— begin MATERIAL PROVIDED —
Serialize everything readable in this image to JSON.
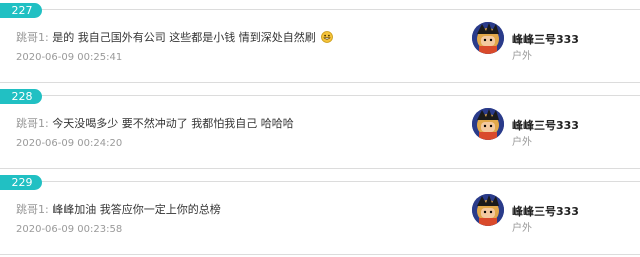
{
  "comments": [
    {
      "floor": "227",
      "speaker": "跳哥1:",
      "message": "是的 我自己国外有公司 这些都是小钱 情到深处自然刷",
      "time": "2020-06-09 00:25:41",
      "user": {
        "name": "峰峰三号333",
        "location": "户外"
      }
    },
    {
      "floor": "228",
      "speaker": "跳哥1:",
      "message": "今天没喝多少 要不然冲动了 我都怕我自己 哈哈哈",
      "time": "2020-06-09 00:24:20",
      "user": {
        "name": "峰峰三号333",
        "location": "户外"
      }
    },
    {
      "floor": "229",
      "speaker": "跳哥1:",
      "message": "峰峰加油 我答应你一定上你的总榜",
      "time": "2020-06-09 00:23:58",
      "user": {
        "name": "峰峰三号333",
        "location": "户外"
      }
    }
  ],
  "colors": {
    "badge": "#21c0c3",
    "muted": "#9a9a9a",
    "text": "#333333"
  }
}
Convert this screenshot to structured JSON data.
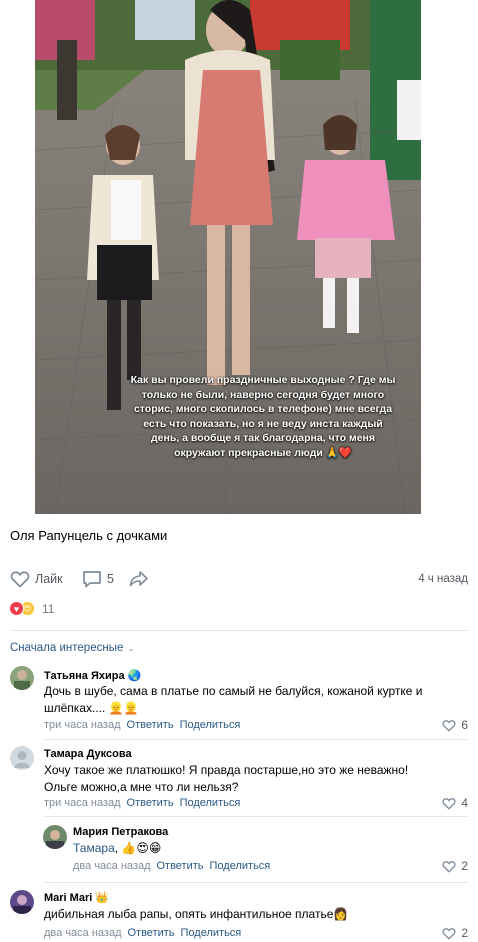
{
  "post": {
    "overlay_text": "Как вы провели праздничные выходные ? Где мы\nтолько не были, наверно сегодня будет много\nсторис, много скопилось в телефоне) мне всегда\nесть что показать, но я не веду инста каждый\nдень, а вообще я так благодарна, что меня\nокружают прекрасные люди 🙏❤️",
    "caption": "Оля Рапунцель с дочками",
    "like_label": "Лайк",
    "comments_count": "5",
    "time_ago": "4 ч назад",
    "reactions_count": "11"
  },
  "sort_label": "Сначала интересные",
  "comments": [
    {
      "name": "Татьяна Яхира",
      "badge": "🌏",
      "text": "Дочь в шубе, сама в платье по самый не балуйся, кожаной куртке и шлёпках.... 👱👱",
      "time": "три часа назад",
      "reply": "Ответить",
      "share": "Поделиться",
      "likes": "6"
    },
    {
      "name": "Тамара Дуксова",
      "badge": "",
      "text": "Хочу такое же платюшко! Я правда постарше,но это же неважно! Ольге можно,а мне что ли нельзя?",
      "time": "три часа назад",
      "reply": "Ответить",
      "share": "Поделиться",
      "likes": "4"
    },
    {
      "name": "Мария Петракова",
      "badge": "",
      "mention": "Тамара",
      "text": ", 👍😍😁",
      "time": "два часа назад",
      "reply": "Ответить",
      "share": "Поделиться",
      "likes": "2"
    },
    {
      "name": "Mari Mari",
      "badge": "👑",
      "text": "дибильная лыба рапы, опять инфантильное платье👩",
      "time": "два часа назад",
      "reply": "Ответить",
      "share": "Поделиться",
      "likes": "2"
    }
  ],
  "colors": {
    "link": "#2a5885",
    "meta": "#818c99",
    "heart": "#f0394a"
  }
}
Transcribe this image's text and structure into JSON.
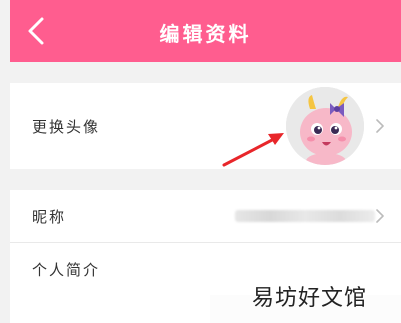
{
  "header": {
    "title": "编辑资料",
    "back_icon": "chevron-left-icon"
  },
  "profile": {
    "avatar_row_label": "更换头像",
    "nickname_label": "昵称",
    "intro_label": "个人简介"
  },
  "colors": {
    "header_bg": "#ff5d8f",
    "arrow": "#e8262a"
  },
  "watermark": "易坊好文馆"
}
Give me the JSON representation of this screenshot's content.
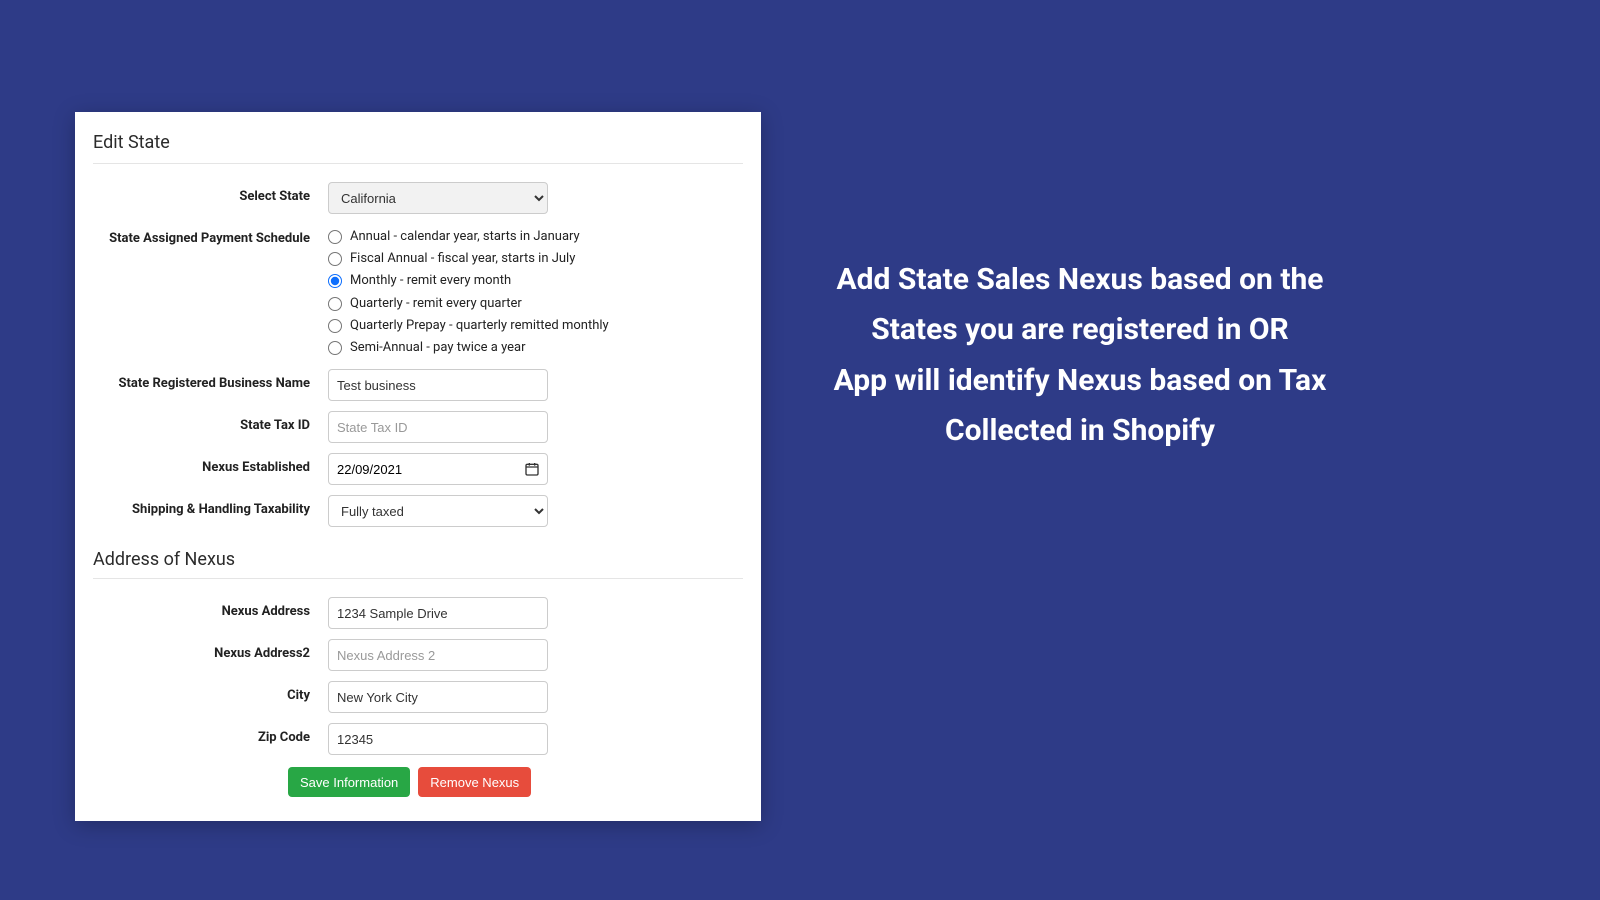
{
  "panel": {
    "title": "Edit State",
    "labels": {
      "select_state": "Select State",
      "schedule": "State Assigned Payment Schedule",
      "business_name": "State Registered Business Name",
      "tax_id": "State Tax ID",
      "nexus_established": "Nexus Established",
      "shipping_tax": "Shipping & Handling Taxability",
      "address_title": "Address of Nexus",
      "nexus_address": "Nexus Address",
      "nexus_address2": "Nexus Address2",
      "city": "City",
      "zip": "Zip Code"
    },
    "values": {
      "select_state": "California",
      "business_name": "Test business",
      "tax_id": "",
      "tax_id_placeholder": "State Tax ID",
      "nexus_established": "22/09/2021",
      "shipping_tax": "Fully taxed",
      "nexus_address": "1234 Sample Drive",
      "nexus_address2": "",
      "nexus_address2_placeholder": "Nexus Address 2",
      "city": "New York City",
      "zip": "12345"
    },
    "schedule_options": [
      "Annual - calendar year, starts in January",
      "Fiscal Annual - fiscal year, starts in July",
      "Monthly - remit every month",
      "Quarterly - remit every quarter",
      "Quarterly Prepay - quarterly remitted monthly",
      "Semi-Annual - pay twice a year"
    ],
    "schedule_selected_index": 2,
    "buttons": {
      "save": "Save Information",
      "remove": "Remove Nexus"
    }
  },
  "marketing": {
    "line1": "Add State Sales Nexus based on the States you are registered in OR",
    "line2": "App will identify Nexus based on Tax Collected in Shopify"
  }
}
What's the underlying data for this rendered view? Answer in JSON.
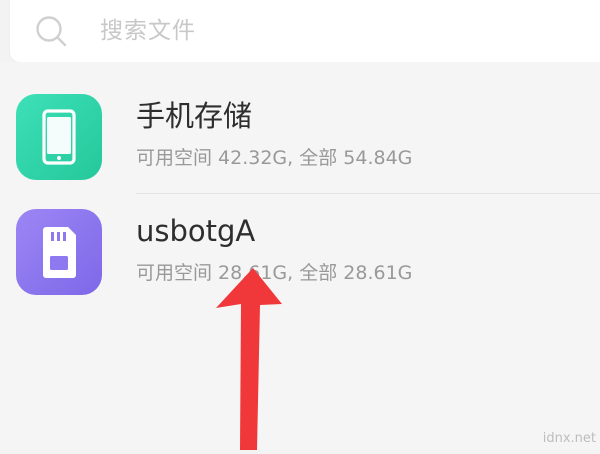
{
  "search": {
    "placeholder": "搜索文件",
    "icon": "search-icon"
  },
  "storage_items": [
    {
      "title": "手机存储",
      "subtitle": "可用空间 42.32G, 全部 54.84G",
      "icon": "phone-icon",
      "icon_color": "#2fd5a8"
    },
    {
      "title": "usbotgA",
      "subtitle": "可用空间 28.61G, 全部 28.61G",
      "icon": "sd-card-icon",
      "icon_color": "#8f79f0"
    }
  ],
  "annotation": {
    "arrow_color": "#f0383a"
  },
  "watermark": "idnx.net"
}
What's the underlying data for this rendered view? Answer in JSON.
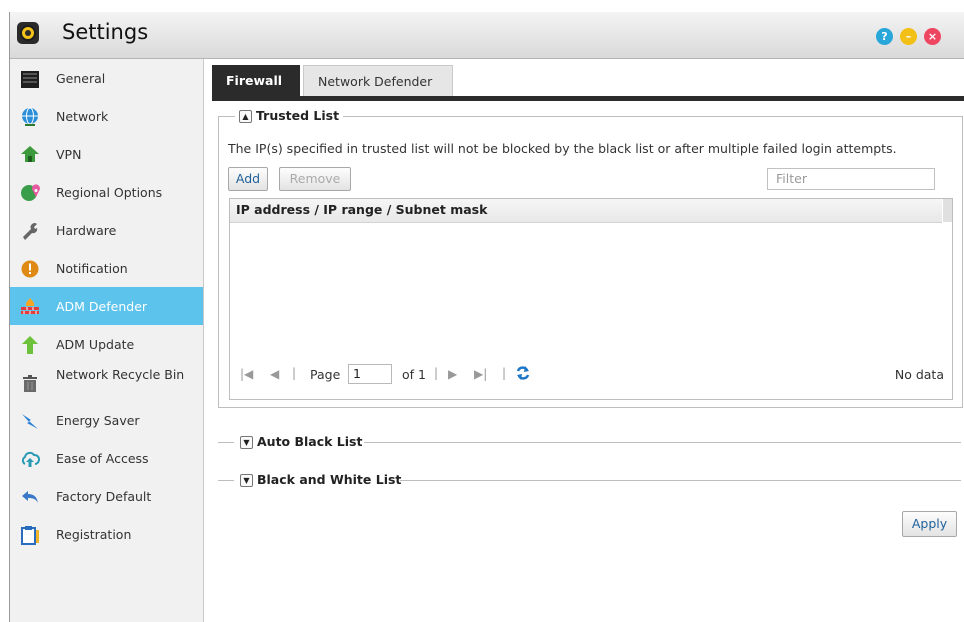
{
  "window": {
    "title": "Settings",
    "controls": [
      "help-icon",
      "minimize-icon",
      "close-icon"
    ]
  },
  "sidebar": {
    "items": [
      {
        "label": "General",
        "icon": "server-icon"
      },
      {
        "label": "Network",
        "icon": "globe-icon"
      },
      {
        "label": "VPN",
        "icon": "vpn-icon"
      },
      {
        "label": "Regional Options",
        "icon": "regional-icon"
      },
      {
        "label": "Hardware",
        "icon": "wrench-icon"
      },
      {
        "label": "Notification",
        "icon": "alert-icon"
      },
      {
        "label": "ADM Defender",
        "icon": "firewall-icon",
        "active": true
      },
      {
        "label": "ADM Update",
        "icon": "update-arrow-icon"
      },
      {
        "label": "Network Recycle Bin",
        "icon": "trash-icon"
      },
      {
        "label": "Energy Saver",
        "icon": "lightning-icon"
      },
      {
        "label": "Ease of Access",
        "icon": "cloud-upload-icon"
      },
      {
        "label": "Factory Default",
        "icon": "undo-icon"
      },
      {
        "label": "Registration",
        "icon": "clipboard-icon"
      }
    ]
  },
  "tabs": [
    {
      "label": "Firewall",
      "active": true
    },
    {
      "label": "Network Defender",
      "active": false
    }
  ],
  "trusted_list": {
    "title": "Trusted List",
    "description": "The IP(s) specified in trusted list will not be blocked by the black list or after multiple failed login attempts.",
    "add_label": "Add",
    "remove_label": "Remove",
    "filter_placeholder": "Filter",
    "column_header": "IP address / IP range / Subnet mask",
    "pager": {
      "page_label": "Page",
      "page_value": "1",
      "of_label": "of 1",
      "status": "No data"
    }
  },
  "sections": {
    "auto_black_list": "Auto Black List",
    "black_white_list": "Black and White List"
  },
  "apply_label": "Apply",
  "colors": {
    "active_nav": "#5cc3ec",
    "tab_active": "#2b2b2b",
    "help": "#2aa7d9",
    "minimize": "#f3c018",
    "close": "#ee4660"
  }
}
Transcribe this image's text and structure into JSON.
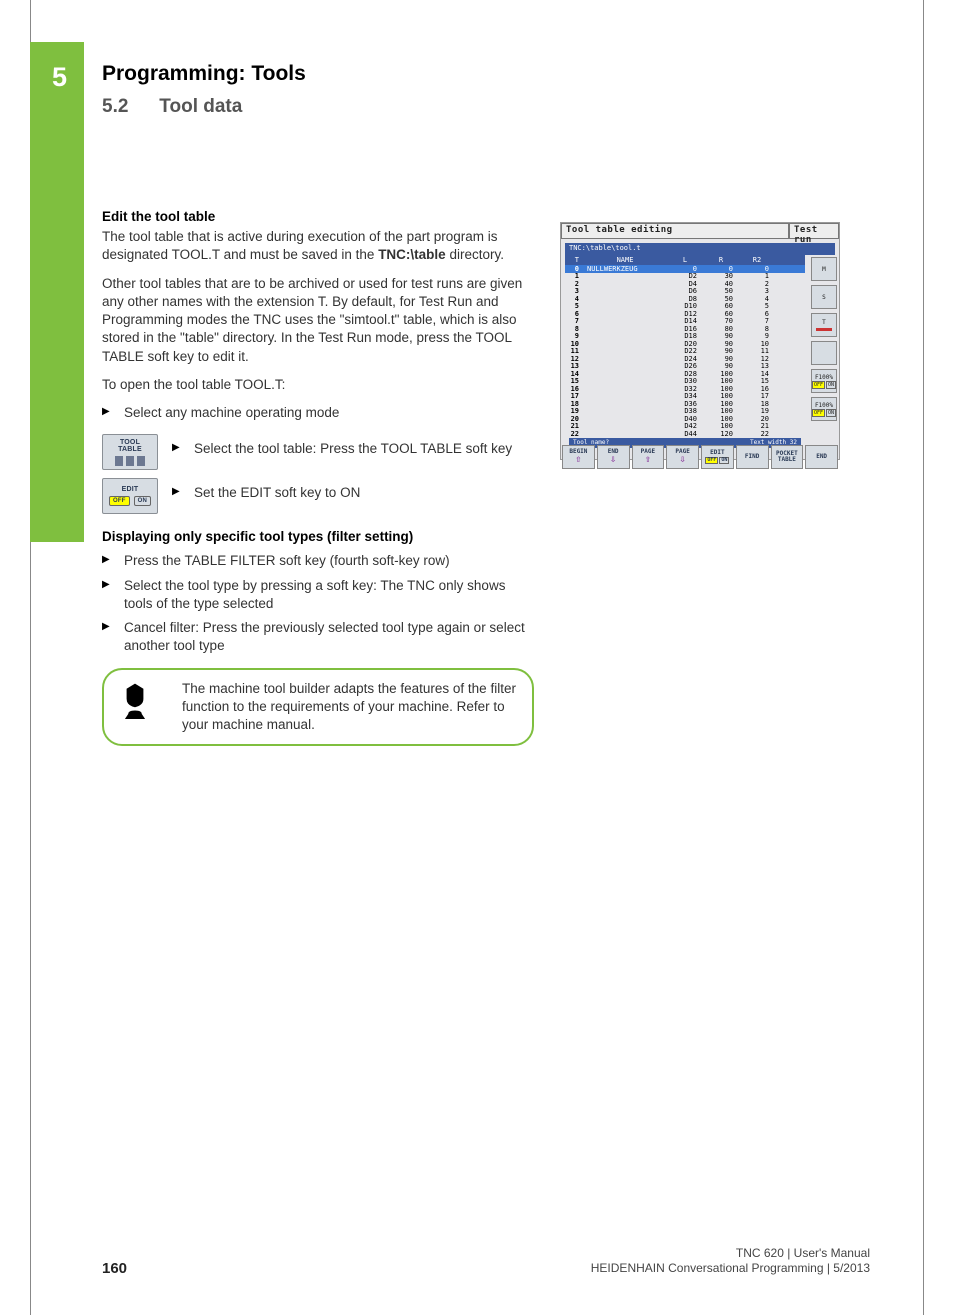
{
  "header": {
    "chapter_num": "5",
    "chapter_title": "Programming: Tools",
    "section_num": "5.2",
    "section_title": "Tool data"
  },
  "body": {
    "h_edit": "Edit the tool table",
    "p1a": "The tool table that is active during execution of the part program is designated TOOL.T and must be saved in the ",
    "p1b": "TNC:\\table",
    "p1c": " directory.",
    "p2": "Other tool tables that are to be archived or used for test runs are given any other names with the extension T. By default, for Test Run and Programming modes the TNC uses the \"simtool.t\" table, which is also stored in the \"table\" directory. In the Test Run mode, press the TOOL TABLE soft key to edit it.",
    "p3": "To open the tool table TOOL.T:",
    "b1": "Select any machine operating mode",
    "sk1_l1": "TOOL",
    "sk1_l2": "TABLE",
    "sk2_l1": "EDIT",
    "sk_off": "OFF",
    "sk_on": "ON",
    "sb1": "Select the tool table: Press the TOOL TABLE soft key",
    "sb2": "Set the EDIT soft key to ON",
    "h_filter": "Displaying only specific tool types (filter setting)",
    "f1": "Press the TABLE FILTER soft key (fourth soft-key row)",
    "f2": "Select the tool type by pressing a soft key: The TNC only shows tools of the type selected",
    "f3": "Cancel filter: Press the previously selected tool type again or select another tool type",
    "note": "The machine tool builder adapts the features of the filter function to the requirements of your machine. Refer to your machine manual."
  },
  "screenshot": {
    "title_main": "Tool table editing",
    "title_side": "Test run",
    "path": "TNC:\\table\\tool.t",
    "cols": {
      "t": "T",
      "name": "NAME",
      "l": "L",
      "r": "R",
      "r2": "R2"
    },
    "rows": [
      {
        "t": "0",
        "name": "NULLWERKZEUG",
        "l": "0",
        "r": "0",
        "r2": "0",
        "hl": true
      },
      {
        "t": "1",
        "name": "",
        "l": "D2",
        "r": "30",
        "r2": "1"
      },
      {
        "t": "2",
        "name": "",
        "l": "D4",
        "r": "40",
        "r2": "2"
      },
      {
        "t": "3",
        "name": "",
        "l": "D6",
        "r": "50",
        "r2": "3"
      },
      {
        "t": "4",
        "name": "",
        "l": "D8",
        "r": "50",
        "r2": "4"
      },
      {
        "t": "5",
        "name": "",
        "l": "D10",
        "r": "60",
        "r2": "5"
      },
      {
        "t": "6",
        "name": "",
        "l": "D12",
        "r": "60",
        "r2": "6"
      },
      {
        "t": "7",
        "name": "",
        "l": "D14",
        "r": "70",
        "r2": "7"
      },
      {
        "t": "8",
        "name": "",
        "l": "D16",
        "r": "80",
        "r2": "8"
      },
      {
        "t": "9",
        "name": "",
        "l": "D18",
        "r": "90",
        "r2": "9"
      },
      {
        "t": "10",
        "name": "",
        "l": "D20",
        "r": "90",
        "r2": "10"
      },
      {
        "t": "11",
        "name": "",
        "l": "D22",
        "r": "90",
        "r2": "11"
      },
      {
        "t": "12",
        "name": "",
        "l": "D24",
        "r": "90",
        "r2": "12"
      },
      {
        "t": "13",
        "name": "",
        "l": "D26",
        "r": "90",
        "r2": "13"
      },
      {
        "t": "14",
        "name": "",
        "l": "D28",
        "r": "100",
        "r2": "14"
      },
      {
        "t": "15",
        "name": "",
        "l": "D30",
        "r": "100",
        "r2": "15"
      },
      {
        "t": "16",
        "name": "",
        "l": "D32",
        "r": "100",
        "r2": "16"
      },
      {
        "t": "17",
        "name": "",
        "l": "D34",
        "r": "100",
        "r2": "17"
      },
      {
        "t": "18",
        "name": "",
        "l": "D36",
        "r": "100",
        "r2": "18"
      },
      {
        "t": "19",
        "name": "",
        "l": "D38",
        "r": "100",
        "r2": "19"
      },
      {
        "t": "20",
        "name": "",
        "l": "D40",
        "r": "100",
        "r2": "20"
      },
      {
        "t": "21",
        "name": "",
        "l": "D42",
        "r": "100",
        "r2": "21"
      },
      {
        "t": "22",
        "name": "",
        "l": "D44",
        "r": "120",
        "r2": "22"
      }
    ],
    "status_l": "Tool name?",
    "status_r": "Text width 32",
    "softkeys": [
      {
        "l1": "BEGIN",
        "arrow": "⇧"
      },
      {
        "l1": "END",
        "arrow": "⇩"
      },
      {
        "l1": "PAGE",
        "arrow": "⇧"
      },
      {
        "l1": "PAGE",
        "arrow": "⇩"
      },
      {
        "l1": "EDIT",
        "off": "OFF",
        "on": "ON"
      },
      {
        "l1": "FIND"
      },
      {
        "l1": "POCKET",
        "l2": "TABLE"
      },
      {
        "l1": "END"
      }
    ],
    "side_btns": [
      {
        "label": "M"
      },
      {
        "label": "S"
      },
      {
        "label": "T",
        "red": true
      },
      {
        "label": ""
      },
      {
        "label": "F100%",
        "offon": true
      },
      {
        "label": "F100%",
        "offon": true
      }
    ]
  },
  "footer": {
    "page": "160",
    "line1": "TNC 620 | User's Manual",
    "line2": "HEIDENHAIN Conversational Programming | 5/2013"
  }
}
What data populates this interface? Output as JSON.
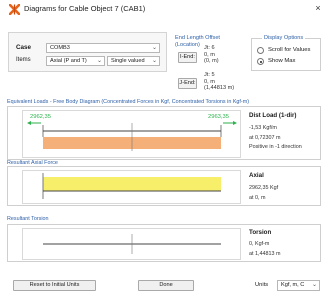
{
  "window": {
    "title": "Diagrams for Cable Object 7 (CAB1)",
    "close_glyph": "×"
  },
  "selection": {
    "case_label": "Case",
    "case_value": "COMB3",
    "items_label": "Items",
    "items_value": "Axial (P and T)",
    "mode_value": "Single valued"
  },
  "end_length_offset": {
    "title": "End Length Offset (Location)",
    "i_end_button": "I-End:",
    "i_end_values": [
      "Jt: 6",
      "0, m",
      "(0, m)"
    ],
    "j_end_button": "J-End:",
    "j_end_values": [
      "Jt: 5",
      "0, m",
      "(1,44813 m)"
    ]
  },
  "display_options": {
    "title": "Display Options",
    "options": [
      {
        "label": "Scroll for Values",
        "selected": false
      },
      {
        "label": "Show Max",
        "selected": true
      }
    ]
  },
  "equivalent_loads": {
    "title": "Equivalent Loads - Free Body Diagram  (Concentrated Forces in Kgf, Concentrated Torsions in Kgf-m)",
    "left_force": "2962,35",
    "right_force": "2963,35",
    "side_title": "Dist Load (1-dir)",
    "side_values": [
      "-1,53 Kgf/m",
      "at 0,72307 m",
      "Positive in -1 direction"
    ]
  },
  "resultant_axial": {
    "title": "Resultant Axial Force",
    "side_title": "Axial",
    "side_values": [
      "2962,35 Kgf",
      "at 0, m"
    ]
  },
  "resultant_torsion": {
    "title": "Resultant Torsion",
    "side_title": "Torsion",
    "side_values": [
      "0, Kgf-m",
      "at 1,44813 m"
    ]
  },
  "footer": {
    "reset_button": "Reset to Initial Units",
    "done_button": "Done",
    "units_label": "Units",
    "units_value": "Kgf, m, C"
  },
  "colors": {
    "load_fill": "#f5b079",
    "axial_fill": "#f7ef6a",
    "force_arrow": "#2bb24c",
    "accent_text": "#2d5fa8",
    "app_icon": "#e8631a"
  }
}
— end MATERIAL PROVIDED —
EXERCISE AIM
Return every line in the listing that contains the word "可用空间".

SOLUTION TO THIS TASK
      "subtitle": "可用空间 42.32G, 全部 54.84G",
      "subtitle": "可用空间 28.61G, 全部 28.61G",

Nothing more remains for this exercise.